Stored items from a collection:
§ §

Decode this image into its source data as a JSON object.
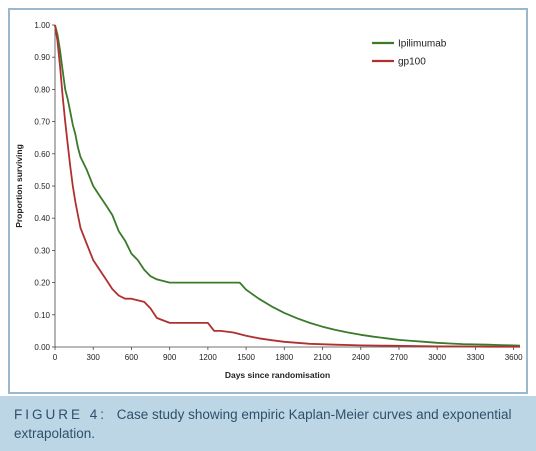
{
  "chart_data": {
    "type": "line",
    "xlabel": "Days since randomisation",
    "ylabel": "Proportion surviving",
    "xlim": [
      0,
      3650
    ],
    "ylim": [
      0,
      1.0
    ],
    "x_ticks": [
      0,
      300,
      600,
      900,
      1200,
      1500,
      1800,
      2100,
      2400,
      2700,
      3000,
      3300,
      3600
    ],
    "y_ticks": [
      "0.00",
      "0.10",
      "0.20",
      "0.30",
      "0.40",
      "0.50",
      "0.60",
      "0.70",
      "0.80",
      "0.90",
      "1.00"
    ],
    "legend_position": "top-right",
    "series": [
      {
        "name": "Ipilimumab",
        "color": "#3a7a2a",
        "x": [
          0,
          20,
          40,
          60,
          80,
          100,
          120,
          140,
          160,
          180,
          200,
          250,
          300,
          350,
          400,
          450,
          500,
          550,
          600,
          650,
          700,
          750,
          800,
          900,
          1000,
          1100,
          1200,
          1300,
          1400,
          1450,
          1500,
          1600,
          1700,
          1800,
          1900,
          2000,
          2100,
          2200,
          2300,
          2400,
          2500,
          2600,
          2700,
          2800,
          2900,
          3000,
          3100,
          3200,
          3300,
          3400,
          3500,
          3600,
          3650
        ],
        "y": [
          1.0,
          0.97,
          0.92,
          0.86,
          0.8,
          0.77,
          0.73,
          0.69,
          0.66,
          0.62,
          0.59,
          0.55,
          0.5,
          0.47,
          0.44,
          0.41,
          0.36,
          0.33,
          0.29,
          0.27,
          0.24,
          0.22,
          0.21,
          0.2,
          0.2,
          0.2,
          0.2,
          0.2,
          0.2,
          0.2,
          0.178,
          0.15,
          0.126,
          0.106,
          0.089,
          0.075,
          0.063,
          0.053,
          0.045,
          0.038,
          0.032,
          0.027,
          0.022,
          0.019,
          0.016,
          0.013,
          0.011,
          0.009,
          0.008,
          0.007,
          0.006,
          0.005,
          0.004
        ]
      },
      {
        "name": "gp100",
        "color": "#b03030",
        "x": [
          0,
          20,
          40,
          60,
          80,
          100,
          120,
          140,
          160,
          180,
          200,
          250,
          300,
          350,
          400,
          450,
          500,
          550,
          600,
          700,
          750,
          800,
          900,
          1000,
          1100,
          1200,
          1250,
          1300,
          1400,
          1500,
          1600,
          1700,
          1800,
          1900,
          2000,
          2200,
          2400,
          2600,
          2800,
          3000,
          3200,
          3400,
          3650
        ],
        "y": [
          1.0,
          0.95,
          0.87,
          0.78,
          0.7,
          0.63,
          0.56,
          0.5,
          0.45,
          0.41,
          0.37,
          0.32,
          0.27,
          0.24,
          0.21,
          0.18,
          0.16,
          0.15,
          0.15,
          0.14,
          0.12,
          0.09,
          0.075,
          0.075,
          0.075,
          0.075,
          0.05,
          0.05,
          0.045,
          0.035,
          0.027,
          0.021,
          0.016,
          0.013,
          0.01,
          0.007,
          0.005,
          0.004,
          0.003,
          0.002,
          0.002,
          0.001,
          0.001
        ]
      }
    ]
  },
  "caption": {
    "label": "FIGURE 4:",
    "text": "Case study showing empiric Kaplan-Meier curves and exponential extrapolation."
  }
}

§ §

> **PROMPT**:
Repeat each record exactly, with the pictures left out.

> **FINAL RESULT**:
Decode this image into its source data as a JSON object.
{
  "chart_data": {
    "type": "line",
    "xlabel": "Days since randomisation",
    "ylabel": "Proportion surviving",
    "xlim": [
      0,
      3650
    ],
    "ylim": [
      0,
      1.0
    ],
    "x_ticks": [
      0,
      300,
      600,
      900,
      1200,
      1500,
      1800,
      2100,
      2400,
      2700,
      3000,
      3300,
      3600
    ],
    "y_ticks": [
      "0.00",
      "0.10",
      "0.20",
      "0.30",
      "0.40",
      "0.50",
      "0.60",
      "0.70",
      "0.80",
      "0.90",
      "1.00"
    ],
    "legend_position": "top-right",
    "series": [
      {
        "name": "Ipilimumab",
        "color": "#3a7a2a",
        "x": [
          0,
          20,
          40,
          60,
          80,
          100,
          120,
          140,
          160,
          180,
          200,
          250,
          300,
          350,
          400,
          450,
          500,
          550,
          600,
          650,
          700,
          750,
          800,
          900,
          1000,
          1100,
          1200,
          1300,
          1400,
          1450,
          1500,
          1600,
          1700,
          1800,
          1900,
          2000,
          2100,
          2200,
          2300,
          2400,
          2500,
          2600,
          2700,
          2800,
          2900,
          3000,
          3100,
          3200,
          3300,
          3400,
          3500,
          3600,
          3650
        ],
        "y": [
          1.0,
          0.97,
          0.92,
          0.86,
          0.8,
          0.77,
          0.73,
          0.69,
          0.66,
          0.62,
          0.59,
          0.55,
          0.5,
          0.47,
          0.44,
          0.41,
          0.36,
          0.33,
          0.29,
          0.27,
          0.24,
          0.22,
          0.21,
          0.2,
          0.2,
          0.2,
          0.2,
          0.2,
          0.2,
          0.2,
          0.178,
          0.15,
          0.126,
          0.106,
          0.089,
          0.075,
          0.063,
          0.053,
          0.045,
          0.038,
          0.032,
          0.027,
          0.022,
          0.019,
          0.016,
          0.013,
          0.011,
          0.009,
          0.008,
          0.007,
          0.006,
          0.005,
          0.004
        ]
      },
      {
        "name": "gp100",
        "color": "#b03030",
        "x": [
          0,
          20,
          40,
          60,
          80,
          100,
          120,
          140,
          160,
          180,
          200,
          250,
          300,
          350,
          400,
          450,
          500,
          550,
          600,
          700,
          750,
          800,
          900,
          1000,
          1100,
          1200,
          1250,
          1300,
          1400,
          1500,
          1600,
          1700,
          1800,
          1900,
          2000,
          2200,
          2400,
          2600,
          2800,
          3000,
          3200,
          3400,
          3650
        ],
        "y": [
          1.0,
          0.95,
          0.87,
          0.78,
          0.7,
          0.63,
          0.56,
          0.5,
          0.45,
          0.41,
          0.37,
          0.32,
          0.27,
          0.24,
          0.21,
          0.18,
          0.16,
          0.15,
          0.15,
          0.14,
          0.12,
          0.09,
          0.075,
          0.075,
          0.075,
          0.075,
          0.05,
          0.05,
          0.045,
          0.035,
          0.027,
          0.021,
          0.016,
          0.013,
          0.01,
          0.007,
          0.005,
          0.004,
          0.003,
          0.002,
          0.002,
          0.001,
          0.001
        ]
      }
    ]
  },
  "caption": {
    "label": "FIGURE 4:",
    "text": "Case study showing empiric Kaplan-Meier curves and exponential extrapolation."
  }
}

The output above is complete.